[Dataset entries on figures]
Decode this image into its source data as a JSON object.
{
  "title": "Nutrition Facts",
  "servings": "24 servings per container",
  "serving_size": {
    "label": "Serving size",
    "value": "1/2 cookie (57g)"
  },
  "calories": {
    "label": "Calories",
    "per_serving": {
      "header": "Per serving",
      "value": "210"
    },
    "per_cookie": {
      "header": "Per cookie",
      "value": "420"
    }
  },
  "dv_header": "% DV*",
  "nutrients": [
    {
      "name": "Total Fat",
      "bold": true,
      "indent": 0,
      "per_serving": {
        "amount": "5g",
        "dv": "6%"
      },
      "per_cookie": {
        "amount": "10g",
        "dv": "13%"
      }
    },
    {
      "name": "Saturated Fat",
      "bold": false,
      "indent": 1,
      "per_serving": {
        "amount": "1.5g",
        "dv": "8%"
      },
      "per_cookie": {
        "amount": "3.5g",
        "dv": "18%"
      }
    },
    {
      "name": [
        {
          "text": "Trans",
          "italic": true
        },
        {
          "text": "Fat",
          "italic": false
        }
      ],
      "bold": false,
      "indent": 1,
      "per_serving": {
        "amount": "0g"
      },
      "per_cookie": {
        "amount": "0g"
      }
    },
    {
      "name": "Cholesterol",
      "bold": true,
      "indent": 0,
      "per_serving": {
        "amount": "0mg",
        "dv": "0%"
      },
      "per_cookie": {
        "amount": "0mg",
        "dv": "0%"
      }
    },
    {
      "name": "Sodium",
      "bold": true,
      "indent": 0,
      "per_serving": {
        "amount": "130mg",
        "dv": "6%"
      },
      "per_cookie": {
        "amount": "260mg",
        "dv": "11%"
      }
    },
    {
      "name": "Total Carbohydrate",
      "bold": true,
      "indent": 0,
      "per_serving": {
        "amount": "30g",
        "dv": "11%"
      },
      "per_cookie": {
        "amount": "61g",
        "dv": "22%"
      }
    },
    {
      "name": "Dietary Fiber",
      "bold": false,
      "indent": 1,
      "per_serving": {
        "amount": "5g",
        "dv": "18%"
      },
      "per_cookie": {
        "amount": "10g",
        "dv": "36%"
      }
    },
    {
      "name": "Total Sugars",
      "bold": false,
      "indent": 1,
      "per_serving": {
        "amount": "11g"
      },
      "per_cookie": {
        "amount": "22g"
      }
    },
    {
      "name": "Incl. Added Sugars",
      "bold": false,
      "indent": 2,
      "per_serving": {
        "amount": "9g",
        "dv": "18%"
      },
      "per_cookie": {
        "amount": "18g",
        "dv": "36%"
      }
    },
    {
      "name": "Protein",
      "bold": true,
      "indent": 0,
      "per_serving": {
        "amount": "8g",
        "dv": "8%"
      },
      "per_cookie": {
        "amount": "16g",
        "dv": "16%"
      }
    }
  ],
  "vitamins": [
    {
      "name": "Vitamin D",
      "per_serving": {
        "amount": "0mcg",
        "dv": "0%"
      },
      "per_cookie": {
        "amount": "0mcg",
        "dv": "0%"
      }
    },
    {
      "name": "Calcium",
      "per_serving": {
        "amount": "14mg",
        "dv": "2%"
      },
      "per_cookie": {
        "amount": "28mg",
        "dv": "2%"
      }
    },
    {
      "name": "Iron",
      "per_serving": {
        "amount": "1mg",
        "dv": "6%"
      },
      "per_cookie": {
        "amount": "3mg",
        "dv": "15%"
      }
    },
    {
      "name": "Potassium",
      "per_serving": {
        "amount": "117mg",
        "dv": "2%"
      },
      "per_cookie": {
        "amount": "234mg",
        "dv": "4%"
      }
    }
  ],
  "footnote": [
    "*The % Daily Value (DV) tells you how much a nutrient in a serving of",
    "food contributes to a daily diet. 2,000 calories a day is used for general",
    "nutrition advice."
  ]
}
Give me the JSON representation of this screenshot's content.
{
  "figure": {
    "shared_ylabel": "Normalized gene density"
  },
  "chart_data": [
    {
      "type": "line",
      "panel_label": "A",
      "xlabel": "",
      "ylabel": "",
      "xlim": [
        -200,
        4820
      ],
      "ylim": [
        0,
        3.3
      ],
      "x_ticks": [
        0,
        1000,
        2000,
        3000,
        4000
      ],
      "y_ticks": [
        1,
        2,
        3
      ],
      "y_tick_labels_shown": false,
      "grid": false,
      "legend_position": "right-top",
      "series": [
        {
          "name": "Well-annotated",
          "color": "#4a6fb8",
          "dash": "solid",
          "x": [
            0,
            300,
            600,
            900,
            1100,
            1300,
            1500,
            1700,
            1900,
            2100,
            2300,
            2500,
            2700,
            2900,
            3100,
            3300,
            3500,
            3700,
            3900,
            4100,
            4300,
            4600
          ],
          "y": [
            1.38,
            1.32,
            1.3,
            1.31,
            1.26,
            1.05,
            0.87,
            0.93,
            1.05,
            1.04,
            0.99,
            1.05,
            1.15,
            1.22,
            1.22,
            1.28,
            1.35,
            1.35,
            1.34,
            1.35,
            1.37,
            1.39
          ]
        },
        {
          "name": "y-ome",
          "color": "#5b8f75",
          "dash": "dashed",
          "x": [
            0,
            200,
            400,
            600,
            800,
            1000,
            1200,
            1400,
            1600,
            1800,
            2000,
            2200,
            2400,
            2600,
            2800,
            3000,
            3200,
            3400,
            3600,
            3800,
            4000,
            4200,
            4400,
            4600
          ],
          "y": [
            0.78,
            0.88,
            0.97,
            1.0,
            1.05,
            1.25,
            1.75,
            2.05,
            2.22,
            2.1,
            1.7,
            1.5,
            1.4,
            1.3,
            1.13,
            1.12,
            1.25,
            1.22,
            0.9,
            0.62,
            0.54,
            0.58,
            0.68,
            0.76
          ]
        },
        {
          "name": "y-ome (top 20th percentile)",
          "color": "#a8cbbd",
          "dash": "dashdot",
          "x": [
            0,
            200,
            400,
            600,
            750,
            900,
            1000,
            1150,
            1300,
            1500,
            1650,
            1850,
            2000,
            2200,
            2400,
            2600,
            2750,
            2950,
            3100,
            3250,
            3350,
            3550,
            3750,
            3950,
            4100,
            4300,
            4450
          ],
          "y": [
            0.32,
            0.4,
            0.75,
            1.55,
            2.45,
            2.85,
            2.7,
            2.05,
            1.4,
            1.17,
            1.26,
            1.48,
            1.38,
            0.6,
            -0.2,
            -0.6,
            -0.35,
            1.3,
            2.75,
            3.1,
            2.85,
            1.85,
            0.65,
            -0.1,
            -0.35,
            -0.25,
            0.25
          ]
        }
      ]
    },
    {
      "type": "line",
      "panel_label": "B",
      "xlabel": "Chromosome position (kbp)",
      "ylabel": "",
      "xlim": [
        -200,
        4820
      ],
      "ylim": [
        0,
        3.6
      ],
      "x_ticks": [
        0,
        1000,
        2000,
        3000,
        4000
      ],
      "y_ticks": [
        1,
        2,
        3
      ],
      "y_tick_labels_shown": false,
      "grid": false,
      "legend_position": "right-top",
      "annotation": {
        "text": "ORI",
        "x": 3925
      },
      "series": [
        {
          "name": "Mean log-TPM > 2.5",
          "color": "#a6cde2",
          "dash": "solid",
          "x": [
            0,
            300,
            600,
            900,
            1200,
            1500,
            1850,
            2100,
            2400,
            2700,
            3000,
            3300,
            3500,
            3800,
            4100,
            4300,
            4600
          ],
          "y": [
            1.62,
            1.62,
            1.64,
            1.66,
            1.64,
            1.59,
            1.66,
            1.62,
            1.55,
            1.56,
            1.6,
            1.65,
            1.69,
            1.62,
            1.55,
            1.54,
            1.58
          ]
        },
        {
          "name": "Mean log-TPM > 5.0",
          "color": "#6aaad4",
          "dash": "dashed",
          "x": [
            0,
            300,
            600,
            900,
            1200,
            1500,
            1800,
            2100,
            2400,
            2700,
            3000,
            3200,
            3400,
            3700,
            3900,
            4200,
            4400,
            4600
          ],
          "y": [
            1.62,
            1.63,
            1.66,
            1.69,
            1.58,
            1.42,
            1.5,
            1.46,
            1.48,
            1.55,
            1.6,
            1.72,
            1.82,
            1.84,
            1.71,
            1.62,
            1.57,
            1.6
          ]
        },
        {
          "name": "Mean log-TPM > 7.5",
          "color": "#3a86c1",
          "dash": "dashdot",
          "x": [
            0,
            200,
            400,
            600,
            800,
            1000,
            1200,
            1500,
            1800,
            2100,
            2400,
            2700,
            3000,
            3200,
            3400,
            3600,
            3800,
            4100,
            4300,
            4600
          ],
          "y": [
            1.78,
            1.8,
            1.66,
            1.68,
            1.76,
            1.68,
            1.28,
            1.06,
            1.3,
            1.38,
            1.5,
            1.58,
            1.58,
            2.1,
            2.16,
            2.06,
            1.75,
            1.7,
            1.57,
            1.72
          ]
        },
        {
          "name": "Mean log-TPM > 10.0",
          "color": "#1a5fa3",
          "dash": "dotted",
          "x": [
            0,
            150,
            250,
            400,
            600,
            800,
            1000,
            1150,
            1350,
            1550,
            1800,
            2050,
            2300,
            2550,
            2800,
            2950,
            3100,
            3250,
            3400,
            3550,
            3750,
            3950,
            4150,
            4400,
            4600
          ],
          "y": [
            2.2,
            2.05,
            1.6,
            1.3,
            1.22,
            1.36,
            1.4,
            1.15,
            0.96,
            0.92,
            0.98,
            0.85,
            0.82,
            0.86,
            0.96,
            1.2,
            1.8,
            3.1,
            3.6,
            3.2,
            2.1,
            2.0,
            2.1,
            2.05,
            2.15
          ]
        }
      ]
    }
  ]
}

§ Required work
If the string "this" appears in a line of the data above, that line counts. State how many such lines there are and nothing more.

§ Output below
2